(Stored entries)

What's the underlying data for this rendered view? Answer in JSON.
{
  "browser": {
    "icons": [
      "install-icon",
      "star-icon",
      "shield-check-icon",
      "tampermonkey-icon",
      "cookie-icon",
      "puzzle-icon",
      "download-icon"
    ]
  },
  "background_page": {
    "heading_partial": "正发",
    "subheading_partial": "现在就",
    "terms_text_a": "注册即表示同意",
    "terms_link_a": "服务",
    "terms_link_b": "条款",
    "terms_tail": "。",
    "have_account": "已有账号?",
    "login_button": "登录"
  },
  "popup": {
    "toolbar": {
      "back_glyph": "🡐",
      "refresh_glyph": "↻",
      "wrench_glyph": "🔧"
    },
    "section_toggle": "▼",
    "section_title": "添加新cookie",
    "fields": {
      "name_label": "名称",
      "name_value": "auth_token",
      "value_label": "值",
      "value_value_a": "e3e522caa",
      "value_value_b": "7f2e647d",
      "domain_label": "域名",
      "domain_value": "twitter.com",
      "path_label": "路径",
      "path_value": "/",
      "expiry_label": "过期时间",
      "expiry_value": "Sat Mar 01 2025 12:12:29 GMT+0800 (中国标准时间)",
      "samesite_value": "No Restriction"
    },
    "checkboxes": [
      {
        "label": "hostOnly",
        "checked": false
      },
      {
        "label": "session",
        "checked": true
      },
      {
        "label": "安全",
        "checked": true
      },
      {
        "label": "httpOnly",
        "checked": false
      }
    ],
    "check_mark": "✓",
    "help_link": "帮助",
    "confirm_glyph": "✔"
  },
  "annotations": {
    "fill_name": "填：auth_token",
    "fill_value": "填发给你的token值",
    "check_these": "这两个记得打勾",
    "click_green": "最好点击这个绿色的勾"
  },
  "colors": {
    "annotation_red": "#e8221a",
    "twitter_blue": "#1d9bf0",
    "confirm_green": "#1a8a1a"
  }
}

*Exercise requirements*: Extract all the entries word for word.

*Answer below*:
What's the underlying data for this rendered view? Answer in JSON.
{
  "browser": {
    "icons": [
      "install-icon",
      "star-icon",
      "shield-check-icon",
      "tampermonkey-icon",
      "cookie-icon",
      "puzzle-icon",
      "download-icon"
    ]
  },
  "background_page": {
    "heading_partial": "正发",
    "subheading_partial": "现在就",
    "terms_text_a": "注册即表示同意",
    "terms_link_a": "服务",
    "terms_link_b": "条款",
    "terms_tail": "。",
    "have_account": "已有账号?",
    "login_button": "登录"
  },
  "popup": {
    "toolbar": {
      "back_glyph": "🡐",
      "refresh_glyph": "↻",
      "wrench_glyph": "🔧"
    },
    "section_toggle": "▼",
    "section_title": "添加新cookie",
    "fields": {
      "name_label": "名称",
      "name_value": "auth_token",
      "value_label": "值",
      "value_value_a": "e3e522caa",
      "value_value_b": "7f2e647d",
      "domain_label": "域名",
      "domain_value": "twitter.com",
      "path_label": "路径",
      "path_value": "/",
      "expiry_label": "过期时间",
      "expiry_value": "Sat Mar 01 2025 12:12:29 GMT+0800 (中国标准时间)",
      "samesite_value": "No Restriction"
    },
    "checkboxes": [
      {
        "label": "hostOnly",
        "checked": false
      },
      {
        "label": "session",
        "checked": true
      },
      {
        "label": "安全",
        "checked": true
      },
      {
        "label": "httpOnly",
        "checked": false
      }
    ],
    "check_mark": "✓",
    "help_link": "帮助",
    "confirm_glyph": "✔"
  },
  "annotations": {
    "fill_name": "填：auth_token",
    "fill_value": "填发给你的token值",
    "check_these": "这两个记得打勾",
    "click_green": "最好点击这个绿色的勾"
  },
  "colors": {
    "annotation_red": "#e8221a",
    "twitter_blue": "#1d9bf0",
    "confirm_green": "#1a8a1a"
  }
}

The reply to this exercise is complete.